> _TASK DESCRIPTION_:
Can you edit the records below so that every "x-tick-label" becomes "x-axis-label" and nothing else changes?

> _Layout annotation records_:
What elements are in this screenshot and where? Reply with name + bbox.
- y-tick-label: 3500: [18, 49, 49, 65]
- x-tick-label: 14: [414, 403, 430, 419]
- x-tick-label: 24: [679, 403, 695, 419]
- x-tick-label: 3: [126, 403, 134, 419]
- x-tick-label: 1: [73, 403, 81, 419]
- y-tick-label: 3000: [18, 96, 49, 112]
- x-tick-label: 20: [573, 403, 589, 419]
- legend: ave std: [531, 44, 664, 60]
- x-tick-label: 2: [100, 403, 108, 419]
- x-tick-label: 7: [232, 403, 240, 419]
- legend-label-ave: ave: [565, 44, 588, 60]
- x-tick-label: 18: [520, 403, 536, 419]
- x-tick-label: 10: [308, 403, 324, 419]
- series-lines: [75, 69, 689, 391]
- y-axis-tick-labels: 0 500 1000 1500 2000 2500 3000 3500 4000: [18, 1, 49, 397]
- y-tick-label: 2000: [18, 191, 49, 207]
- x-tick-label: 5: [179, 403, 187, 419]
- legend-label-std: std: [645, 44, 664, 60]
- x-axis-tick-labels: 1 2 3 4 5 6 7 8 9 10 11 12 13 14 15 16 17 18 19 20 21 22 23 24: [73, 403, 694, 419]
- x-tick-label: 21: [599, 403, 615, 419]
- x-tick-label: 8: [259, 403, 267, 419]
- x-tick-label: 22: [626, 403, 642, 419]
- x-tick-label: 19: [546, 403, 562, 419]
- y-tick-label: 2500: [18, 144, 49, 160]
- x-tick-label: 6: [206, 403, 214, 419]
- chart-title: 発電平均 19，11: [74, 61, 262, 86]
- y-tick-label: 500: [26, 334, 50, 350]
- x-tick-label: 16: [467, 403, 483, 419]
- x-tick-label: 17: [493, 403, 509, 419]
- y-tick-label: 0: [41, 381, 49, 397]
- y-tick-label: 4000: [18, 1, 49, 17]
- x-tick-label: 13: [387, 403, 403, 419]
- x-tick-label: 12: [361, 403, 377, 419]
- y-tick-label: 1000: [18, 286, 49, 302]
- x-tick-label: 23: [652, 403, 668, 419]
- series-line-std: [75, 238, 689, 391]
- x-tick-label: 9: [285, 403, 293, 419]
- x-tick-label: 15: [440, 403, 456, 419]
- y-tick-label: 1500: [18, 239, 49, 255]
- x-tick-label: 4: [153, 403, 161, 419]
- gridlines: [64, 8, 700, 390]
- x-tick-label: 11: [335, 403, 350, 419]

> _OUTPUT OF THE TASK_:
What elements are in this screenshot and where? Reply with name + bbox.
- y-tick-label: 3500: [18, 49, 49, 65]
- x-axis-label: 14: [414, 403, 430, 419]
- x-axis-label: 24: [679, 403, 695, 419]
- x-axis-label: 3: [126, 403, 134, 419]
- x-axis-label: 1: [73, 403, 81, 419]
- y-tick-label: 3000: [18, 96, 49, 112]
- x-axis-label: 20: [573, 403, 589, 419]
- legend: ave std: [531, 44, 664, 60]
- x-axis-label: 2: [100, 403, 108, 419]
- x-axis-label: 7: [232, 403, 240, 419]
- legend-label-ave: ave: [565, 44, 588, 60]
- x-axis-label: 18: [520, 403, 536, 419]
- x-axis-label: 10: [308, 403, 324, 419]
- series-lines: [75, 69, 689, 391]
- y-axis-tick-labels: 0 500 1000 1500 2000 2500 3000 3500 4000: [18, 1, 49, 397]
- y-tick-label: 2000: [18, 191, 49, 207]
- x-axis-label: 5: [179, 403, 187, 419]
- legend-label-std: std: [645, 44, 664, 60]
- x-axis-tick-labels: 1 2 3 4 5 6 7 8 9 10 11 12 13 14 15 16 17 18 19 20 21 22 23 24: [73, 403, 694, 419]
- x-axis-label: 21: [599, 403, 615, 419]
- x-axis-label: 8: [259, 403, 267, 419]
- x-axis-label: 22: [626, 403, 642, 419]
- x-axis-label: 19: [546, 403, 562, 419]
- y-tick-label: 2500: [18, 144, 49, 160]
- x-axis-label: 6: [206, 403, 214, 419]
- chart-title: 発電平均 19，11: [74, 61, 262, 86]
- y-tick-label: 500: [26, 334, 50, 350]
- x-axis-label: 16: [467, 403, 483, 419]
- x-axis-label: 17: [493, 403, 509, 419]
- y-tick-label: 0: [41, 381, 49, 397]
- y-tick-label: 4000: [18, 1, 49, 17]
- x-axis-label: 13: [387, 403, 403, 419]
- x-axis-label: 12: [361, 403, 377, 419]
- y-tick-label: 1000: [18, 286, 49, 302]
- x-axis-label: 23: [652, 403, 668, 419]
- series-line-std: [75, 238, 689, 391]
- x-axis-label: 9: [285, 403, 293, 419]
- x-axis-label: 15: [440, 403, 456, 419]
- y-tick-label: 1500: [18, 239, 49, 255]
- x-axis-label: 4: [153, 403, 161, 419]
- gridlines: [64, 8, 700, 390]
- x-axis-label: 11: [335, 403, 350, 419]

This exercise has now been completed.